Brief =>
State the number of lines below in which the word "system" appears. Nothing else belongs in the answer.
-- START OF Data records --
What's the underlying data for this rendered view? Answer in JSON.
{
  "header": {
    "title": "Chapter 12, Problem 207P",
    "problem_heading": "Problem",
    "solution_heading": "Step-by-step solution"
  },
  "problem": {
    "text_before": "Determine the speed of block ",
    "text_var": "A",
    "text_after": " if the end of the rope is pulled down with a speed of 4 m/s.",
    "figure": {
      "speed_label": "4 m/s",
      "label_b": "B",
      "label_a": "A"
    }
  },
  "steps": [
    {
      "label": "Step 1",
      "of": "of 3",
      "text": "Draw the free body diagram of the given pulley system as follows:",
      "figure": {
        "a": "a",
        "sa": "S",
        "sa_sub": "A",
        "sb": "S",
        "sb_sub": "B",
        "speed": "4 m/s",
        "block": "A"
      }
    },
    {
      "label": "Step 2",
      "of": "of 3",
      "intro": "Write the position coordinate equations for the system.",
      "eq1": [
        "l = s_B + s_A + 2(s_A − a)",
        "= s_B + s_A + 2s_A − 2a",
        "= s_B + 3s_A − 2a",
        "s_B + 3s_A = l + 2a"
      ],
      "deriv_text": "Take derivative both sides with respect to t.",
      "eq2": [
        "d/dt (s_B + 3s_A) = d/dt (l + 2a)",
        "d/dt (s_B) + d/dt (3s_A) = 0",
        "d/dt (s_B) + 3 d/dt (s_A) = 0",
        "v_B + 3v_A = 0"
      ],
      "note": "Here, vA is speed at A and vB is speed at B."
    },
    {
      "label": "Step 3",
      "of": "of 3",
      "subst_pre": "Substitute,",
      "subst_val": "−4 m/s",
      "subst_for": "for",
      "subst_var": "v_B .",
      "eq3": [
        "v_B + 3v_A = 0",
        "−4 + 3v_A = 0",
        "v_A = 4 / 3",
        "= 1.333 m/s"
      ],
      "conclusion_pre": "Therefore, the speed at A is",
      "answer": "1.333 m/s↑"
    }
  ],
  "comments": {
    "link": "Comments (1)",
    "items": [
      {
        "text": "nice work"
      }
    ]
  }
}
-- END OF Data records --
Solution for this exercise =>
2